• STATED TASK A: In the records, from the line with "x-axis-title: 2θ [degrés]" up to and including the line with "data-point bbox=[815, 327, 819, 332]", switch "series-line" to "series-trace" and give back only those lines.
* * * *
In the quantum model, once you reach the subatomic level, nothing is certain anymore. In fact, one of the major pillars of the Quantum Model (QM, for short) is actually named the "Uncertainty Principle".

When we measure the position of "large" objects, their position doesn't get much disturbed. This applies for galaxies, for stellar objects, and for small objects such as watches and T-shirts and tennis balls. This even works for most atoms. But one thing Werner Heisenberg discovered in 1927: there is a lower limit to this process. Past a certain point, there is no way to know for sure where a subatomic particle is located anymore. At such a small scale, we can only say these particles have a probable position.
Here's an analogy to illustrate Heisenberg's argument:

Imagine an electron (the target particle) as a lonely pin on a very, very dark bowling lane. You can't see the pin, you can only guess where it is. Since you don't know yet the position of the pin on the lane, you may think of the pin as being smudged all over the lane as a probability amplitude - meaning it can be nearly everywhere inside this wave-like function of possibilities, but at some places more likely than others:



Heisenberg pointed out that to figure out where the electron (our bowling pin) is, you have to send some kind of signal onto it, like a light or something (you can't know its position if you don't detect it in the first place).
* * * *
• STATED TASK B: Summarize the passage on the Uncertainty Principle in three sentences.

(Region annotation records)
* * * *
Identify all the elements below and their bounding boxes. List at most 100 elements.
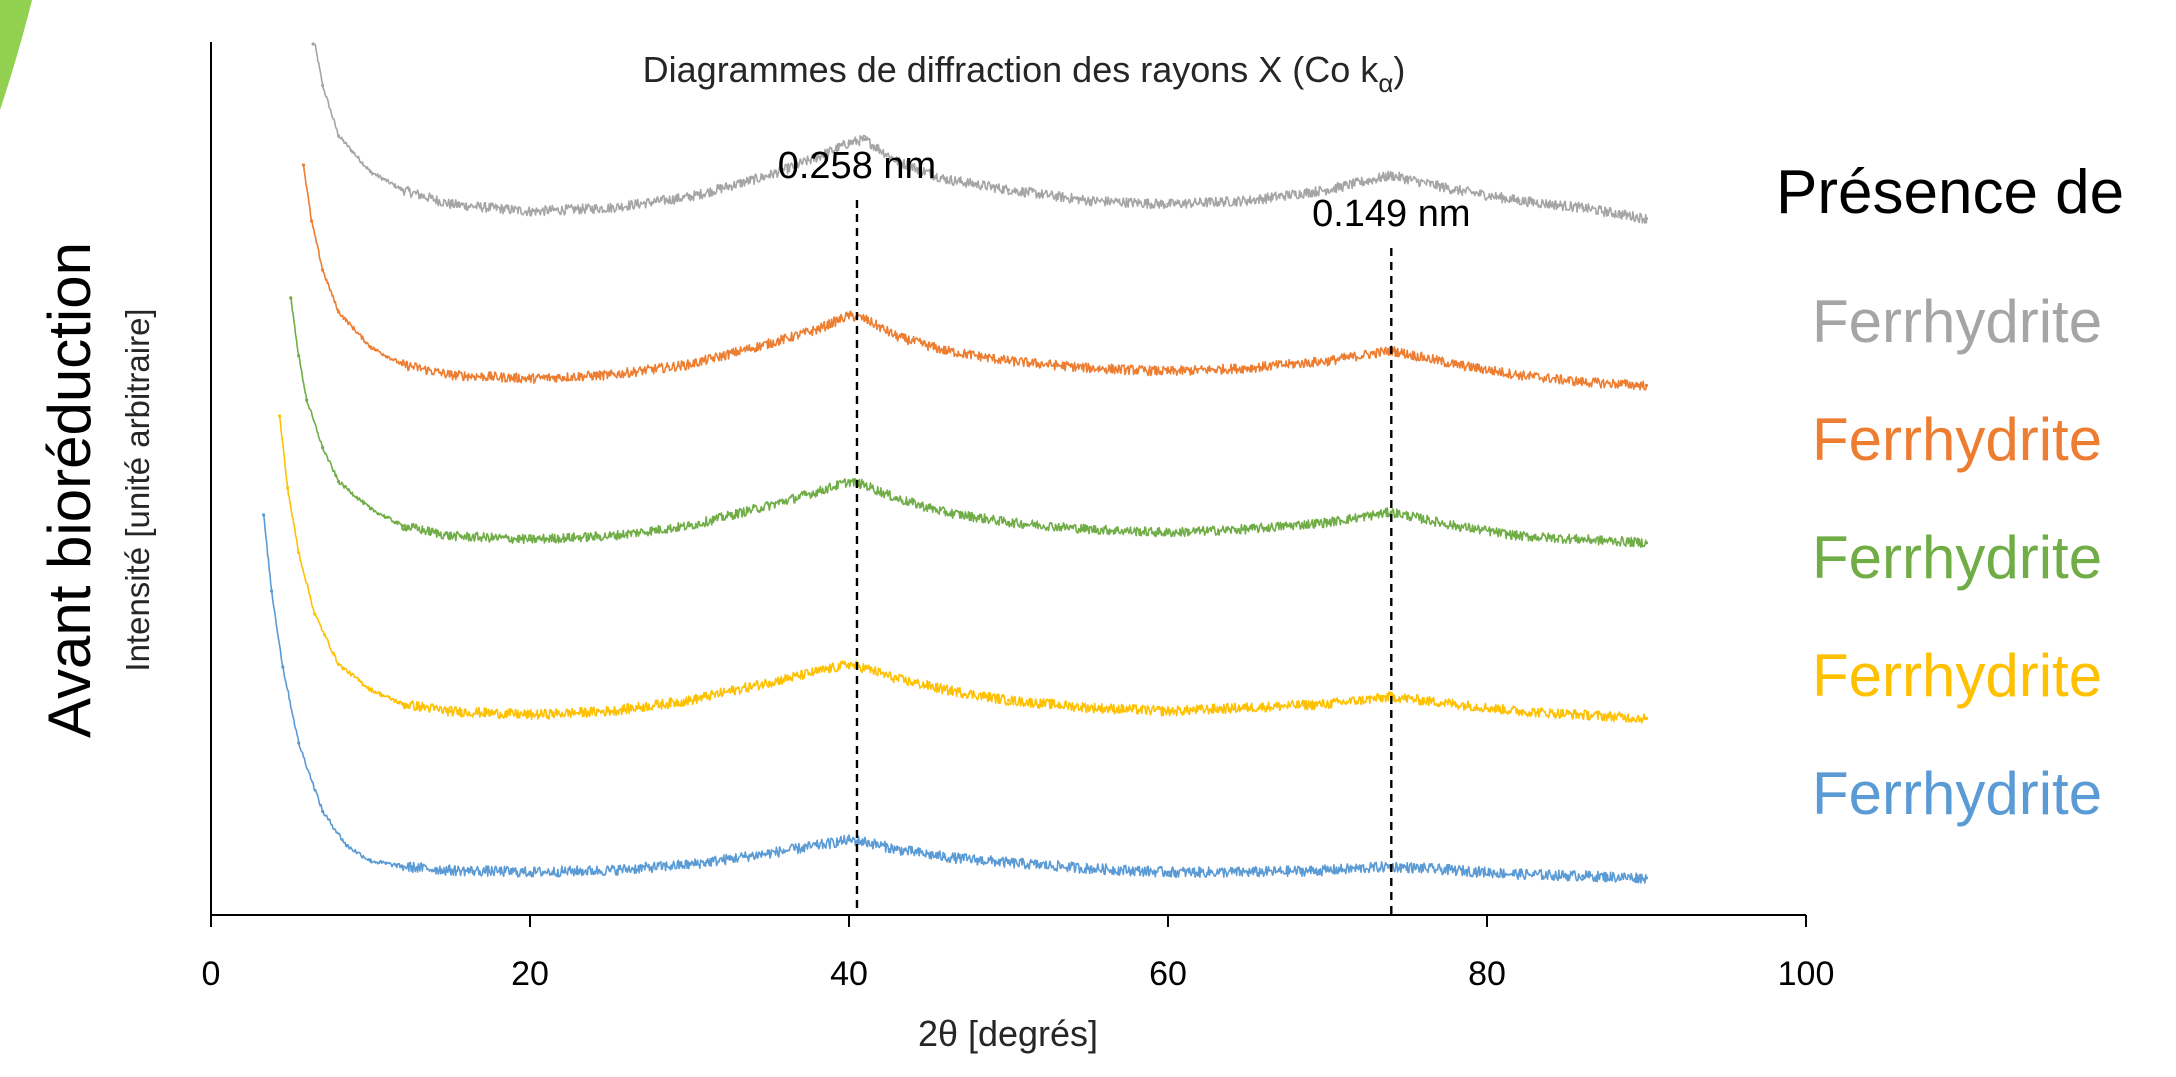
x-axis-title: 2θ [degrés] bbox=[918, 1013, 1098, 1054]
data-point bbox=[815, 490, 819, 494]
data-point bbox=[337, 134, 341, 138]
data-point bbox=[767, 680, 771, 685]
series-line bbox=[262, 513, 1648, 884]
data-point bbox=[815, 844, 819, 848]
data-point bbox=[448, 868, 452, 872]
legend-entry-4: Ferrhydrite bbox=[1812, 642, 2102, 709]
data-point bbox=[1006, 520, 1011, 525]
data-point bbox=[321, 83, 325, 87]
data-point bbox=[1246, 706, 1250, 710]
data-point bbox=[863, 666, 867, 670]
data-point bbox=[895, 847, 899, 852]
x-ticks: 0 20 40 60 80 100 bbox=[202, 915, 1834, 993]
series-line bbox=[302, 164, 1648, 391]
annotation-label: 0.149 nm bbox=[1312, 193, 1470, 235]
data-point bbox=[847, 662, 851, 667]
data-point bbox=[943, 688, 947, 692]
data-point bbox=[1644, 383, 1649, 388]
data-point bbox=[767, 851, 771, 855]
data-point bbox=[1644, 217, 1649, 221]
data-point bbox=[1325, 188, 1330, 192]
data-point bbox=[1644, 716, 1649, 721]
data-point bbox=[847, 838, 851, 842]
data-point bbox=[815, 327, 819, 332]
data-point bbox=[286, 486, 290, 490]
data-point bbox=[1581, 874, 1585, 878]
data-point bbox=[1517, 373, 1521, 377]
series-3 bbox=[289, 296, 1649, 548]
data-point bbox=[289, 296, 293, 300]
data-point bbox=[1453, 868, 1457, 872]
data-point bbox=[1644, 876, 1649, 880]
data-point bbox=[943, 510, 947, 514]
data-point bbox=[313, 612, 317, 616]
x-tick-label: 20 bbox=[511, 955, 549, 993]
legend-entry-3: Ferrhydrite bbox=[1812, 524, 2102, 591]
data-point bbox=[687, 195, 692, 199]
data-point bbox=[1086, 866, 1090, 871]
data-point bbox=[1453, 188, 1457, 192]
data-point bbox=[1389, 173, 1393, 177]
series-line bbox=[313, 43, 1648, 224]
data-point bbox=[1581, 713, 1585, 717]
data-point bbox=[528, 870, 532, 874]
data-point bbox=[278, 414, 282, 418]
data-point bbox=[345, 844, 349, 848]
data-point bbox=[400, 188, 404, 192]
data-point bbox=[337, 310, 341, 314]
data-point bbox=[1644, 541, 1649, 545]
data-point bbox=[863, 840, 867, 844]
legend: Ferrhydrite Ferrhydrite Ferrhydrite Ferrhyd… bbox=[1812, 288, 2102, 827]
chart-title-main: Diagrammes de diffraction des rayons X (… bbox=[643, 49, 1380, 90]
data-point bbox=[337, 480, 341, 484]
data-point bbox=[1006, 861, 1011, 865]
data-point bbox=[767, 341, 771, 346]
data-point bbox=[815, 155, 819, 159]
data-point bbox=[1325, 359, 1330, 363]
data-point bbox=[1086, 706, 1090, 710]
data-point bbox=[448, 202, 452, 206]
data-point bbox=[297, 354, 301, 358]
data-point bbox=[943, 177, 947, 181]
data-point bbox=[1166, 531, 1170, 535]
data-point bbox=[301, 163, 306, 167]
data-point bbox=[767, 503, 771, 507]
data-point bbox=[448, 373, 452, 377]
legend-title: Présence de bbox=[1776, 158, 2124, 227]
data-point bbox=[608, 709, 612, 713]
data-point bbox=[1517, 199, 1521, 203]
chart-title: Diagrammes de diffraction des rayons X (… bbox=[643, 49, 1406, 98]
data-point bbox=[297, 741, 301, 745]
data-point bbox=[1453, 524, 1457, 528]
annotation-layer: 0.258 nm 0.149 nm bbox=[778, 145, 1471, 915]
chart-title-subscript: α bbox=[1378, 68, 1393, 98]
data-point bbox=[895, 159, 899, 163]
legend-entry-1: Ferrhydrite bbox=[1812, 288, 2102, 355]
data-point bbox=[305, 398, 309, 402]
data-point bbox=[297, 551, 301, 555]
data-point bbox=[528, 209, 532, 213]
data-point bbox=[1006, 188, 1011, 192]
data-point bbox=[1006, 698, 1011, 703]
data-point bbox=[311, 42, 315, 46]
data-point bbox=[321, 268, 325, 272]
data-point bbox=[1166, 709, 1170, 713]
x-tick-label: 0 bbox=[202, 955, 221, 993]
data-point bbox=[1166, 870, 1170, 874]
data-point bbox=[368, 859, 373, 863]
data-point bbox=[1166, 202, 1170, 206]
slide-accent-shape bbox=[0, 0, 32, 110]
data-point bbox=[608, 206, 612, 210]
data-point bbox=[608, 373, 612, 377]
legend-entry-2: Ferrhydrite bbox=[1812, 406, 2102, 473]
data-point bbox=[321, 446, 325, 450]
data-point bbox=[687, 698, 692, 703]
data-point bbox=[1246, 870, 1250, 874]
data-point bbox=[368, 170, 373, 174]
y-axis-label: Intensité [unité arbitraire] bbox=[119, 308, 156, 671]
data-point bbox=[1086, 199, 1090, 203]
data-point bbox=[895, 497, 899, 501]
data-point bbox=[1166, 369, 1170, 374]
data-point bbox=[863, 483, 867, 487]
data-point bbox=[767, 173, 771, 177]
* * * *
• SOLUTION A:
x-axis-title: 2θ [degrés] bbox=[918, 1013, 1098, 1054]
data-point bbox=[815, 490, 819, 494]
data-point bbox=[337, 134, 341, 138]
data-point bbox=[767, 680, 771, 685]
series-trace bbox=[262, 513, 1648, 884]
data-point bbox=[815, 844, 819, 848]
data-point bbox=[448, 868, 452, 872]
legend-entry-4: Ferrhydrite bbox=[1812, 642, 2102, 709]
data-point bbox=[1006, 520, 1011, 525]
data-point bbox=[321, 83, 325, 87]
data-point bbox=[1246, 706, 1250, 710]
data-point bbox=[863, 666, 867, 670]
data-point bbox=[895, 847, 899, 852]
x-ticks: 0 20 40 60 80 100 bbox=[202, 915, 1834, 993]
series-trace bbox=[302, 164, 1648, 391]
annotation-label: 0.149 nm bbox=[1312, 193, 1470, 235]
data-point bbox=[847, 662, 851, 667]
data-point bbox=[943, 688, 947, 692]
data-point bbox=[1644, 383, 1649, 388]
data-point bbox=[767, 851, 771, 855]
data-point bbox=[1644, 217, 1649, 221]
data-point bbox=[1325, 188, 1330, 192]
data-point bbox=[1644, 716, 1649, 721]
data-point bbox=[847, 838, 851, 842]
data-point bbox=[815, 327, 819, 332]

• SOLUTION B: Measuring the position of large objects, and even most atoms, disturbs it little, but in 1927 Werner Heisenberg found a lower limit past which a subatomic particle's location cannot be known for sure, only its probable position. An analogy pictures an electron as a lone pin on a very dark bowling lane, smudged across the lane as a probability amplitude that makes some places more likely than others. Heisenberg pointed out that locating the electron requires sending some kind of signal onto it, such as light.